▶ Document section
1

I have a service in AWS which scales automatically between a small number of EC2 instances (let's say 4) and a larger number (dozens).
When the service is running on a small number of instances, it looks like it would make perfect sense to use Spread Placement Group to make sure these instances do not end up on the same rack. However, Spread Placement Group is currently limited to 7 instances per region, which seems to be an issue when scaling out.

What would be the best way to combine Spread Placement Group for running small number of instances with autoscaling to large numbers of instances?

One idea is to create two ASGs, one for the minimum number of instances I want to run in Spread Placement Gruop and one ASG which would scale from 0 to dozens of instances and would run them outside of Placement Group. This does seem complicated. Is there a simpler way to do it?

Andrew
  • 2,663
  • 6
  • 28
  • 50

1 Answers1

0

The use case for a spread placement group is:

"critical instances that should be kept separate from each other. ... a spread placement group reduces the risk of simultaneous failures that might occur when instances share the same racks."

But wouldn't an Auto Scaling Group spread over several AZs also achieve a similar end, without the constraints of a placement group? If the answer is no, then it would be interesting to understand the characteristics of the app that make it so.

There is a fundamental problem mixing an auto scaling group with a placement group (cluster or spread), in that the auto scaling group might not be able to launch an instance; either because there is no capacity (cluster) or the limit of 7 has been hit (spread).

You had two questions: What is the best way? Is there a simpler way to do it?

▶ Stated task A
Copy out the listing lines verbatim, starting with the line that contains "icon: record xyxy=(157,306,177,328)" and going on through the line that contains "card 6: rotation of power: entrenched", both included.
The thread and the listing were taken from unrelated sources.

▶ Available data
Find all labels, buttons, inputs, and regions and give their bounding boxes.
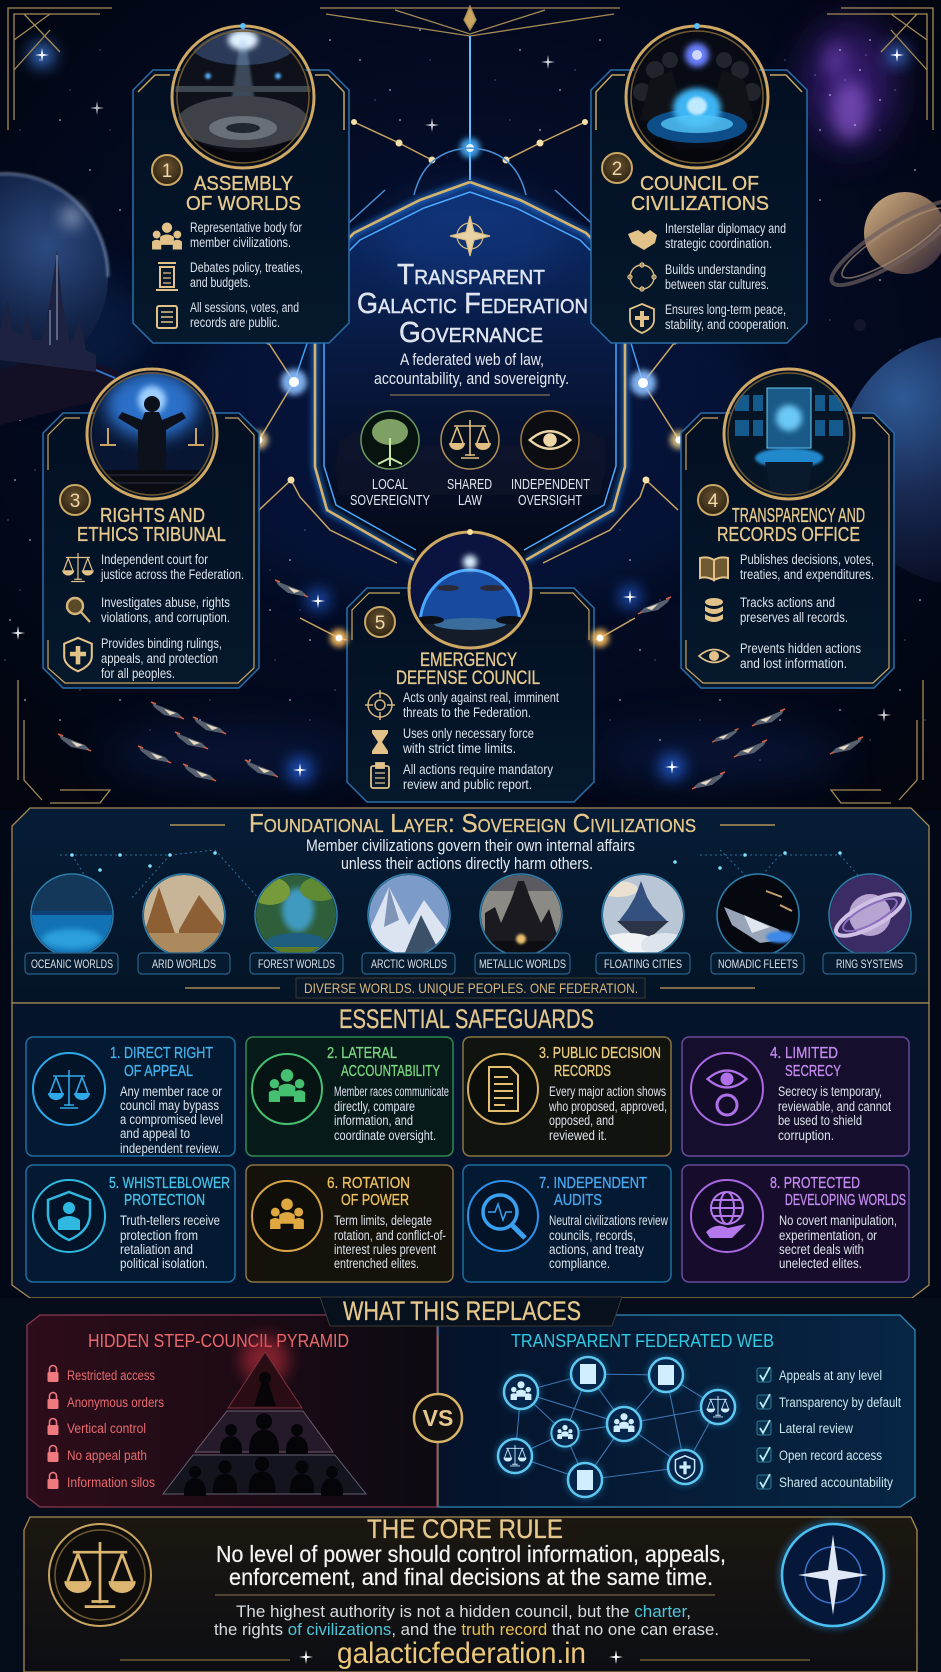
icon: record xyxy=(157,306,177,328)
card 7: independent audits: Neutral civilizations review xyxy=(549,1213,668,1228)
number badge xyxy=(602,153,632,183)
panel: transparent web: Open record access xyxy=(779,1448,882,1463)
body text xyxy=(100,552,244,681)
card 5: whistleblower protection: retaliation and xyxy=(120,1242,193,1257)
website: galacticfederation.in xyxy=(337,1637,586,1670)
section: foundational layer: RING SYSTEMS xyxy=(836,957,903,971)
icon: local sovereignty tree xyxy=(361,411,419,469)
body text: review and public report. xyxy=(403,777,532,792)
card 8: protected developing worlds xyxy=(682,1165,909,1282)
icon: open book xyxy=(700,557,728,580)
panel: hidden pyramid xyxy=(27,1315,437,1507)
card 4: limited secrecy: SECRECY xyxy=(785,1063,841,1080)
medallion: records archive xyxy=(727,372,851,496)
lock list xyxy=(48,1366,58,1489)
card 3: public decision records: opposed, and xyxy=(549,1113,614,1128)
heading: CIVILIZATIONS xyxy=(631,193,769,215)
section: foundational layer: ARID WORLDS xyxy=(152,957,216,971)
body text: for all peoples. xyxy=(101,666,175,681)
section: foundational layer xyxy=(12,808,929,1003)
card 3: public decision records: Every major action shows xyxy=(549,1084,666,1099)
subtitle xyxy=(374,351,569,388)
principle labels: LAW xyxy=(458,492,483,509)
icon: target network xyxy=(628,263,656,291)
card 6: rotation of power: entrenched elites. xyxy=(334,1256,419,1271)
panel: hidden pyramid: HIDDEN STEP-COUNCIL PYRAMID xyxy=(88,1331,349,1351)
panel: transparency and records office xyxy=(681,369,894,688)
section: essential safeguards xyxy=(12,1003,929,1298)
world: oceanic xyxy=(30,873,114,957)
body text: with strict time limits. xyxy=(402,741,516,756)
section: foundational layer: OCEANIC WORLDS xyxy=(31,957,113,971)
panel: hidden pyramid: No appeal path xyxy=(67,1448,147,1463)
number badge: 1 xyxy=(162,161,172,182)
body text: Representative body for xyxy=(190,220,302,235)
body text: Tracks actions and xyxy=(740,595,835,610)
heading: TRANSPARENCY AND xyxy=(732,505,865,527)
space background xyxy=(0,0,941,810)
card 4: limited secrecy: Secrecy is temporary, xyxy=(778,1084,882,1099)
card 5: whistleblower protection: Truth-tellers receive xyxy=(120,1213,220,1228)
panel: transparent web: Lateral review xyxy=(779,1421,853,1436)
card 6: rotation of power: interest rules prevent xyxy=(334,1242,436,1257)
left planet and city xyxy=(0,174,120,425)
heading: ASSEMBLY xyxy=(194,173,293,195)
principle labels: SOVEREIGNTY xyxy=(350,492,430,509)
intro text xyxy=(306,836,635,873)
panel: emergency defense council xyxy=(330,529,609,802)
panel: transparent web: Transparency by default xyxy=(779,1395,901,1410)
principle labels: INDEPENDENT xyxy=(511,476,590,493)
card 3: public decision records: RECORDS xyxy=(554,1063,611,1080)
card 2: lateral accountability: ACCOUNTABILITY xyxy=(341,1063,440,1080)
subtitle: accountability, and sovereignty. xyxy=(374,370,569,388)
medallion: council table xyxy=(629,29,765,165)
card 2: lateral accountability: Member races communicate xyxy=(334,1084,449,1099)
vs badge: VS xyxy=(423,1405,453,1431)
panel: hidden pyramid: Restricted access xyxy=(67,1368,155,1383)
panel: transparent web: Shared accountability xyxy=(779,1475,893,1490)
heading: RIGHTS AND xyxy=(100,505,205,527)
card 6: rotation of power: rotation, and conflict-of- xyxy=(334,1228,446,1243)
intro text: Member civilizations govern their own internal affairs xyxy=(306,836,635,855)
heading: DEFENSE COUNCIL xyxy=(396,668,540,689)
heading xyxy=(186,173,301,215)
world: arid xyxy=(142,873,226,957)
panel: assembly of worlds xyxy=(133,23,349,343)
medallion: assembly chamber xyxy=(175,29,311,165)
icon: hourglass xyxy=(372,730,388,754)
number badge xyxy=(698,485,728,515)
card 3: public decision records: 3. PUBLIC DECISION xyxy=(539,1045,661,1062)
medallion: defense dome xyxy=(411,534,529,646)
body text: stability, and cooperation. xyxy=(665,317,789,332)
section: foundational layer: ARCTIC WORLDS xyxy=(371,957,447,971)
top frame ornament xyxy=(8,6,933,803)
website xyxy=(120,1637,810,1670)
card 1: direct right of appeal: council may bypass xyxy=(120,1098,219,1113)
body text: Interstellar diplomacy and xyxy=(665,221,786,236)
card 8: protected developing worlds: 8. PROTECTED xyxy=(770,1175,860,1192)
panel: transparent web: TRANSPARENT FEDERATED WEB xyxy=(511,1331,774,1351)
medallion ring xyxy=(172,23,314,168)
body text: Independent court for xyxy=(101,552,208,567)
heading: ESSENTIAL SAFEGUARDS xyxy=(339,1004,594,1034)
card 7: independent audits xyxy=(463,1165,671,1282)
closing text: The highest authority is not a hidden council, but the charter, xyxy=(236,1603,691,1621)
panel: hidden pyramid: Vertical control xyxy=(67,1421,146,1436)
card 4: limited secrecy: corruption. xyxy=(778,1128,834,1143)
world: arctic xyxy=(367,873,451,957)
number badge: 3 xyxy=(70,491,80,512)
starships xyxy=(58,580,863,789)
card 2: lateral accountability: directly, compare xyxy=(334,1099,415,1114)
heading: ETHICS TRIBUNAL xyxy=(77,524,226,546)
medallion: tribunal statue xyxy=(90,371,214,500)
number badge xyxy=(365,607,395,637)
card 5: whistleblower protection: protection from xyxy=(120,1228,198,1243)
number badge xyxy=(60,485,90,515)
card 7: independent audits: councils, records, xyxy=(549,1228,636,1243)
section: foundational layer: FLOATING CITIES xyxy=(604,957,682,971)
card 6: rotation of power: Term limits, delegate xyxy=(334,1213,432,1228)
card 7: independent audits: AUDITS xyxy=(554,1192,602,1209)
checklist xyxy=(757,1367,771,1489)
card 5: whistleblower protection: 5. WHISTLEBLOWER xyxy=(109,1175,230,1192)
heading: OF WORLDS xyxy=(186,193,301,215)
card 3: public decision records xyxy=(463,1037,671,1156)
icon: blue compass xyxy=(778,1520,888,1630)
body text: and budgets. xyxy=(190,275,251,290)
principle labels: OVERSIGHT xyxy=(518,492,582,509)
core statement: No level of power should control information, appeals, xyxy=(216,1541,726,1567)
icon: target xyxy=(365,690,395,720)
body text: violations, and corruption. xyxy=(101,610,230,625)
body text: All actions require mandatory xyxy=(403,762,553,777)
card 4: limited secrecy xyxy=(682,1037,909,1156)
network xyxy=(495,1354,738,1500)
icon: database xyxy=(705,598,723,622)
panel: council of civilizations xyxy=(591,23,807,343)
icon: eye xyxy=(699,650,729,662)
panel: rights and ethics tribunal xyxy=(43,369,259,688)
world: metallic xyxy=(479,873,563,957)
principle labels xyxy=(350,476,590,509)
section: foundational layer: METALLIC WORLDS xyxy=(479,957,566,971)
card 1: direct right of appeal: independent review. xyxy=(120,1141,221,1156)
subtitle: A federated web of law, xyxy=(400,351,544,369)
card 2: lateral accountability: coordinate oversight. xyxy=(334,1128,436,1143)
heading: COUNCIL OF xyxy=(640,173,759,195)
heading xyxy=(717,505,865,546)
core statement xyxy=(216,1541,726,1590)
title: Governance xyxy=(399,317,543,349)
icon: independent oversight eye xyxy=(521,411,579,469)
panel: transparent web: Appeals at any level xyxy=(779,1368,882,1383)
card 2: lateral accountability: 2. LATERAL xyxy=(327,1045,397,1062)
connector nodes xyxy=(330,629,609,647)
section: foundational layer: FOREST WORLDS xyxy=(258,957,335,971)
right planets xyxy=(823,189,941,585)
central connector lines xyxy=(250,36,688,640)
number badge: 5 xyxy=(375,613,385,634)
panel: the core rule xyxy=(24,1514,917,1672)
world: ring systems xyxy=(828,873,912,957)
core statement: enforcement, and final decisions at the same time. xyxy=(229,1564,713,1590)
body text: appeals, and protection xyxy=(101,651,218,666)
card 6: rotation of power: 6. ROTATION xyxy=(327,1175,410,1192)
body text: Prevents hidden actions xyxy=(740,641,861,656)
body text xyxy=(190,220,303,330)
section: foundational layer: NOMADIC FLEETS xyxy=(718,957,798,971)
panel: transparent web xyxy=(438,1315,915,1507)
closing text: the rights of civilizations, and the truth record that no one can erase. xyxy=(214,1621,719,1639)
heading xyxy=(77,505,226,546)
body text: threats to the Federation. xyxy=(403,705,531,720)
icon: magnifier xyxy=(67,598,90,622)
icon: shared law scales xyxy=(441,411,499,469)
body text: Investigates abuse, rights xyxy=(101,595,230,610)
card 5: whistleblower protection: political isolation. xyxy=(120,1256,208,1271)
body text: treaties, and expenditures. xyxy=(740,567,874,582)
world: floating cities xyxy=(601,873,685,952)
tagline: DIVERSE WORLDS. UNIQUE PEOPLES. ONE FEDERATION. xyxy=(304,980,638,996)
title: Transparent xyxy=(397,259,545,291)
principle labels: LOCAL xyxy=(372,476,408,493)
card 4: limited secrecy: be used to shield xyxy=(778,1113,862,1128)
heading xyxy=(396,650,540,689)
body text: Uses only necessary force xyxy=(403,726,534,741)
body text: between star cultures. xyxy=(665,277,769,292)
pyramid xyxy=(163,1336,366,1496)
icon: shield xyxy=(64,638,92,671)
number badge xyxy=(152,155,182,185)
card 3: public decision records: reviewed it. xyxy=(549,1128,607,1143)
card 1: direct right of appeal: OF APPEAL xyxy=(124,1063,193,1080)
card 1: direct right of appeal: 1. DIRECT RIGHT xyxy=(110,1045,213,1062)
icon: gold scales xyxy=(49,1524,151,1626)
body text: justice across the Federation. xyxy=(100,567,244,582)
card 1: direct right of appeal xyxy=(26,1037,235,1156)
principle labels: SHARED xyxy=(447,476,492,493)
medallion ring xyxy=(409,529,531,648)
body text: preserves all records. xyxy=(740,610,848,625)
section: what this replaces background xyxy=(0,1298,941,1672)
central shield panel xyxy=(315,182,625,560)
card 1: direct right of appeal: Any member race or xyxy=(120,1084,222,1099)
body text xyxy=(665,221,789,332)
card 7: independent audits: actions, and treaty xyxy=(549,1242,644,1257)
closing text xyxy=(214,1603,719,1639)
card 6: rotation of power: OF POWER xyxy=(341,1192,409,1209)
title xyxy=(357,259,588,349)
icon: handshake xyxy=(628,230,657,250)
body text: Publishes decisions, votes, xyxy=(740,552,874,567)
intro text: unless their actions directly harm others. xyxy=(341,854,593,873)
tagline xyxy=(185,978,755,998)
icon: people xyxy=(152,222,182,250)
body text: and lost information. xyxy=(740,656,847,671)
body text xyxy=(740,552,874,671)
body text: member civilizations. xyxy=(190,235,291,250)
body text: strategic coordination. xyxy=(665,236,772,251)
card 7: independent audits: 7. INDEPENDENT xyxy=(539,1175,647,1192)
number badge: 2 xyxy=(612,159,622,180)
heading: RECORDS OFFICE xyxy=(717,524,860,546)
icon: shield xyxy=(630,304,654,333)
medallion ring xyxy=(626,23,768,168)
world: forest xyxy=(254,873,338,952)
world labels xyxy=(25,953,916,974)
panel: hidden pyramid: Anonymous orders xyxy=(67,1395,164,1410)
icon: clipboard xyxy=(371,763,389,788)
card 4: limited secrecy: reviewable, and cannot xyxy=(778,1099,891,1114)
card 8: protected developing worlds: unelected elites. xyxy=(779,1256,862,1271)
vs badge xyxy=(414,1335,462,1505)
heading: THE CORE RULE xyxy=(367,1514,563,1544)
body text: Ensures long-term peace, xyxy=(665,302,786,317)
heading xyxy=(631,173,769,215)
card 7: independent audits: compliance. xyxy=(549,1256,610,1271)
card 8: protected developing worlds: secret deals with xyxy=(779,1242,864,1257)
body text: Provides binding rulings, xyxy=(101,636,222,651)
body text: All sessions, votes, and xyxy=(190,300,299,315)
heading: what this replaces: WHAT THIS REPLACES xyxy=(343,1296,581,1326)
body text: Builds understanding xyxy=(665,262,766,277)
body text: records are public. xyxy=(190,315,280,330)
number badge: 4 xyxy=(708,491,719,512)
card 2: lateral accountability: information, and xyxy=(334,1113,413,1128)
card 1: direct right of appeal: and appeal to xyxy=(120,1126,190,1141)
icon: pillar xyxy=(156,263,178,290)
panel: hidden pyramid: Information silos xyxy=(67,1475,155,1490)
card 6: rotation of power xyxy=(246,1165,453,1282)
body text: Acts only against real, imminent xyxy=(403,690,559,705)
ornaments xyxy=(170,824,775,826)
card 3: public decision records: who proposed, approved, xyxy=(548,1099,667,1114)
card 5: whistleblower protection xyxy=(26,1165,235,1282)
medallion ring xyxy=(724,369,854,499)
card 8: protected developing worlds: experimentation, or xyxy=(779,1228,877,1243)
icon: compass star xyxy=(450,216,490,256)
world: nomadic fleets xyxy=(716,873,800,957)
card 8: protected developing worlds: No covert manipulation, xyxy=(779,1213,897,1228)
heading: Foundational Layer: Sovereign Civilizations xyxy=(249,808,696,838)
card 5: whistleblower protection: PROTECTION xyxy=(124,1192,205,1209)
heading: EMERGENCY xyxy=(420,650,517,671)
medallion ring xyxy=(87,369,217,499)
icon: scales xyxy=(62,553,94,582)
card 1: direct right of appeal: a compromised level xyxy=(120,1112,223,1127)
card 2: lateral accountability xyxy=(246,1037,453,1156)
body text xyxy=(402,690,559,792)
title: Galactic Federation xyxy=(357,288,588,320)
body text: Debates policy, treaties, xyxy=(190,260,303,275)
card 4: limited secrecy: 4. LIMITED xyxy=(770,1045,838,1062)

▶ Stated task B
List every abbreviation written in capital letters that appears in the AWS placement group thread.

▶ Expected output A
icon: record xyxy=(157,306,177,328)
card 7: independent audits: Neutral civilizations review xyxy=(549,1213,668,1228)
number badge xyxy=(602,153,632,183)
panel: transparent web: Open record access xyxy=(779,1448,882,1463)
body text xyxy=(100,552,244,681)
card 5: whistleblower protection: retaliation and xyxy=(120,1242,193,1257)
website: galacticfederation.in xyxy=(337,1637,586,1670)
section: foundational layer: RING SYSTEMS xyxy=(836,957,903,971)
icon: local sovereignty tree xyxy=(361,411,419,469)
body text: review and public report. xyxy=(403,777,532,792)
card 8: protected developing worlds xyxy=(682,1165,909,1282)
icon: open book xyxy=(700,557,728,580)
panel: hidden pyramid xyxy=(27,1315,437,1507)
card 4: limited secrecy: SECRECY xyxy=(785,1063,841,1080)
medallion: records archive xyxy=(727,372,851,496)
lock list xyxy=(48,1366,58,1489)
card 3: public decision records: opposed, and xyxy=(549,1113,614,1128)
heading: CIVILIZATIONS xyxy=(631,193,769,215)
section: foundational layer: ARID WORLDS xyxy=(152,957,216,971)
body text: for all peoples. xyxy=(101,666,175,681)
section: foundational layer xyxy=(12,808,929,1003)
card 3: public decision records: Every major action shows xyxy=(549,1084,666,1099)
subtitle xyxy=(374,351,569,388)
principle labels: LAW xyxy=(458,492,483,509)
icon: target network xyxy=(628,263,656,291)
card 6: rotation of power: entrenched elites. xyxy=(334,1256,419,1271)

▶ Expected output B
- AWS
- EC2
- ASG
- AZs